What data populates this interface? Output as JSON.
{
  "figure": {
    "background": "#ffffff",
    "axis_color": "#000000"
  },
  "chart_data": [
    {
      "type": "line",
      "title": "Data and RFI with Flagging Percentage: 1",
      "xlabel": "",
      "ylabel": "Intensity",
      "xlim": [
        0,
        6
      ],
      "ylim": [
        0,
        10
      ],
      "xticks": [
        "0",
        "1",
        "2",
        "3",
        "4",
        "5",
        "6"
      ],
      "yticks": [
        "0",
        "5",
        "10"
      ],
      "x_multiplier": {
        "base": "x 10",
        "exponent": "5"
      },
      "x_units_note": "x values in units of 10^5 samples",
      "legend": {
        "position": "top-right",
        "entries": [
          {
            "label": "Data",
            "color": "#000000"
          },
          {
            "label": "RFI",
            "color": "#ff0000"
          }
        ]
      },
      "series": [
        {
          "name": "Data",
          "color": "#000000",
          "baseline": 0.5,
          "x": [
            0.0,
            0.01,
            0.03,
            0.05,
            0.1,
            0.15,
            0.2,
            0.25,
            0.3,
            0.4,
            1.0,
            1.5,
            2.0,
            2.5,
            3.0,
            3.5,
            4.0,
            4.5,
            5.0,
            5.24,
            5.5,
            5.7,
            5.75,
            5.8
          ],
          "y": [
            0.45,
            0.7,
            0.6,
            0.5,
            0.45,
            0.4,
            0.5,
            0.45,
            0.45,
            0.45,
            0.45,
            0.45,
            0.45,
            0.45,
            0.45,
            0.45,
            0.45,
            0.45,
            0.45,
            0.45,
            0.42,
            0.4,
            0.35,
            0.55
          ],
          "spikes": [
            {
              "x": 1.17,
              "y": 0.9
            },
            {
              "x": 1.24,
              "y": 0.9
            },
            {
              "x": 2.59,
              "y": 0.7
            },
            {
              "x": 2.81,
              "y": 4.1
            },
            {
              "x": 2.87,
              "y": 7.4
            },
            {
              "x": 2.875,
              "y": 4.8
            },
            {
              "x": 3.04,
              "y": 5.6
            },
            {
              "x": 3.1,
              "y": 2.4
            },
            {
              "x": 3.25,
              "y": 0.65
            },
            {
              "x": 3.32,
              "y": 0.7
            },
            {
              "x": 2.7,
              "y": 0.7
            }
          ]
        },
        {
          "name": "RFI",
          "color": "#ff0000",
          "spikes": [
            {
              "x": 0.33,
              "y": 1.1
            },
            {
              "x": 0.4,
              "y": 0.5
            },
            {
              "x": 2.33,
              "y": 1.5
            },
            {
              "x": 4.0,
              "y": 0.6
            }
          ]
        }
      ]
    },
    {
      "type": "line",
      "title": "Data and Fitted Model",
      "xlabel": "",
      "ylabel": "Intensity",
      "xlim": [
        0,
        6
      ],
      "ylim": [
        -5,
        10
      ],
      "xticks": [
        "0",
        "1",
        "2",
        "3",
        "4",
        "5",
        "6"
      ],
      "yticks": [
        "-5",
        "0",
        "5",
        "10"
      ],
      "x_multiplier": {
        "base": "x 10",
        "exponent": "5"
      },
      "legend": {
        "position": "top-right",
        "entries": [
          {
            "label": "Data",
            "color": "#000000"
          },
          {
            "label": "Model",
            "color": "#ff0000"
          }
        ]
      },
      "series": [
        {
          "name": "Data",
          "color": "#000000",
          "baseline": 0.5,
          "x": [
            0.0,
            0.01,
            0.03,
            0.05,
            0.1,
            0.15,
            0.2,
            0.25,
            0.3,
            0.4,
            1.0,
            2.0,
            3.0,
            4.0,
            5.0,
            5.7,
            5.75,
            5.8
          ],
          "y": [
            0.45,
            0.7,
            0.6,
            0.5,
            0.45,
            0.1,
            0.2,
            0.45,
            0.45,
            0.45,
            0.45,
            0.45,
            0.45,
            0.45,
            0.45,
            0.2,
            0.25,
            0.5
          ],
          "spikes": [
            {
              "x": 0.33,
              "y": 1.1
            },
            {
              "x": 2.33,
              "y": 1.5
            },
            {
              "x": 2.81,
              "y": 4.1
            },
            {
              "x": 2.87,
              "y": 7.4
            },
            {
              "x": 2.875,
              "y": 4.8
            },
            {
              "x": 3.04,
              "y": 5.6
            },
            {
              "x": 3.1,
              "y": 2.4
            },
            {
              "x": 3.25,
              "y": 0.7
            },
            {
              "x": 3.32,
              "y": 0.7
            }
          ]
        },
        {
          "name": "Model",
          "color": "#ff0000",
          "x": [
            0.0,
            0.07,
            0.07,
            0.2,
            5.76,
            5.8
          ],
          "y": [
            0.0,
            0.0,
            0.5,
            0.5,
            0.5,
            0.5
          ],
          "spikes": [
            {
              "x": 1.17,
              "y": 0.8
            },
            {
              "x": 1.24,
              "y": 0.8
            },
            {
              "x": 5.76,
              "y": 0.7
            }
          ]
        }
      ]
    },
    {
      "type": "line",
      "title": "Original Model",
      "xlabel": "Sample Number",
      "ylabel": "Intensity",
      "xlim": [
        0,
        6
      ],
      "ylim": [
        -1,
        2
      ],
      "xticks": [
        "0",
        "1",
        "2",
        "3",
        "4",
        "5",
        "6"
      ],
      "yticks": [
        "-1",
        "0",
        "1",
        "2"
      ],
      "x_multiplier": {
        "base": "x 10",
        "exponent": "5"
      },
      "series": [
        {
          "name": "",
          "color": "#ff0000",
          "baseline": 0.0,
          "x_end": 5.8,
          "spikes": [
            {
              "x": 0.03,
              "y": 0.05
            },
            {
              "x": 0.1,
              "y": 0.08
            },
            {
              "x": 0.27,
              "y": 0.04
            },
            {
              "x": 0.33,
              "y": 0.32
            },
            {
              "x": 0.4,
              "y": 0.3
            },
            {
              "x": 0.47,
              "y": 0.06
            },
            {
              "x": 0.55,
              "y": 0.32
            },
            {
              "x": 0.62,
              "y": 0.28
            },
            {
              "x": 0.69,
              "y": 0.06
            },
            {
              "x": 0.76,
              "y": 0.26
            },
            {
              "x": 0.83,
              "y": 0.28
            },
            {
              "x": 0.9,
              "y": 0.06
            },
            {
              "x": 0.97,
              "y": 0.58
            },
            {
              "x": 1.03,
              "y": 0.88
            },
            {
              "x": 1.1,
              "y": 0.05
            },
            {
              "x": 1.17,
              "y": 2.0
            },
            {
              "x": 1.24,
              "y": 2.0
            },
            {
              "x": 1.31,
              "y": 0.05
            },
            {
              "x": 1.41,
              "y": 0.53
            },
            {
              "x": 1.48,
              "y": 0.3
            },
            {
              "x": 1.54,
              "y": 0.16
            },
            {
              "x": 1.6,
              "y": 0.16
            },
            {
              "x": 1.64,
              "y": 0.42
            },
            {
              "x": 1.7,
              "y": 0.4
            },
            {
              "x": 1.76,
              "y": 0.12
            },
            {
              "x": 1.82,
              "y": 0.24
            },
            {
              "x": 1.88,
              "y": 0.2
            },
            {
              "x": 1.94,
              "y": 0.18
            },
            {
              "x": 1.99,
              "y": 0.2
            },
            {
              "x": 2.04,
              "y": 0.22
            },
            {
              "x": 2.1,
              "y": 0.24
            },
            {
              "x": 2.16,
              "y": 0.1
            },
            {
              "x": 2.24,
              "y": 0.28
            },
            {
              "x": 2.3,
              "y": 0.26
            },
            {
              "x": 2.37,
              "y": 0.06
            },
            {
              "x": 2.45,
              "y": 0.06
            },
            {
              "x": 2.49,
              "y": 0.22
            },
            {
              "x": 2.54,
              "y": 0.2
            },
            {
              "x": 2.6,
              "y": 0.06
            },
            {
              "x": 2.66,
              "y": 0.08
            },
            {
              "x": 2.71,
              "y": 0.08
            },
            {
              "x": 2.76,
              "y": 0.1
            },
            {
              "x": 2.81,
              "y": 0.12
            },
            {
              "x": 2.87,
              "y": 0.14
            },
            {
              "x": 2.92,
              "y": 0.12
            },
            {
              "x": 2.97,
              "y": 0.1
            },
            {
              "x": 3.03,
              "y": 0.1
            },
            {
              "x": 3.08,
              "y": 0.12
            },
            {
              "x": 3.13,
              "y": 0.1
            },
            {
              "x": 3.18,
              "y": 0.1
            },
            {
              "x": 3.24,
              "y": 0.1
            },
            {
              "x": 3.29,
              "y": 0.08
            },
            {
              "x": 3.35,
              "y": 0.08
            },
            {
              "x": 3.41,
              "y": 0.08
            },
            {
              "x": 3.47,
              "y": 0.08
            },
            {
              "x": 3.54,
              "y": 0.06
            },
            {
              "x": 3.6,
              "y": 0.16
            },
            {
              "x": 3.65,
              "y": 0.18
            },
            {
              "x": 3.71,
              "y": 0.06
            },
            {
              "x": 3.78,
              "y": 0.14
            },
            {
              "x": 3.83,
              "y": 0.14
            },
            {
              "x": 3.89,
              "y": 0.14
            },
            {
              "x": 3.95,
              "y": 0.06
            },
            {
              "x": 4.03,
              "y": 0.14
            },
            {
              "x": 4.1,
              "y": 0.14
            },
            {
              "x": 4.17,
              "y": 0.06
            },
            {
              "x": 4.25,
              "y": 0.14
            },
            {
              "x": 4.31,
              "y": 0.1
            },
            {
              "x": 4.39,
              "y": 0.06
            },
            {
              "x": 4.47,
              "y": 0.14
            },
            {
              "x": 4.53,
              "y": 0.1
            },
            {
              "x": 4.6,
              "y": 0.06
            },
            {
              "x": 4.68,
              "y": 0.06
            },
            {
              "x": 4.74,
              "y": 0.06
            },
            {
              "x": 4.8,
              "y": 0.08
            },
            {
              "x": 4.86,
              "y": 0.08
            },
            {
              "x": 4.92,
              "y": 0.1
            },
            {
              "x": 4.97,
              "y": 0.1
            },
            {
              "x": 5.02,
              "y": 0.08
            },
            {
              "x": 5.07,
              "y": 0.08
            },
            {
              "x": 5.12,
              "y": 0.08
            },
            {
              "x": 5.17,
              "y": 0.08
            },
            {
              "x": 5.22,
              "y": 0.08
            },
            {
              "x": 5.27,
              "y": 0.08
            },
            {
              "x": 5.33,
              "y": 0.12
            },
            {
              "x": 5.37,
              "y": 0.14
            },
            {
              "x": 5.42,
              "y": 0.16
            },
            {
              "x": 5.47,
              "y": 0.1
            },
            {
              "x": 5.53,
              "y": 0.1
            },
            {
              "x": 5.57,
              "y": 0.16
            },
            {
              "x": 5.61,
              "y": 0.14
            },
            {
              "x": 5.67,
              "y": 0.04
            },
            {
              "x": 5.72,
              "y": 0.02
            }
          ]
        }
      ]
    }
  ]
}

▶ [GIVEN INSTRUCTION] Whenever "Model" turns up in a line, pick that line out.

▶ [FULL OUTPUT]
      "title": "Data and Fitted Model",
            "label": "Model",
          "name": "Model",
      "title": "Original Model",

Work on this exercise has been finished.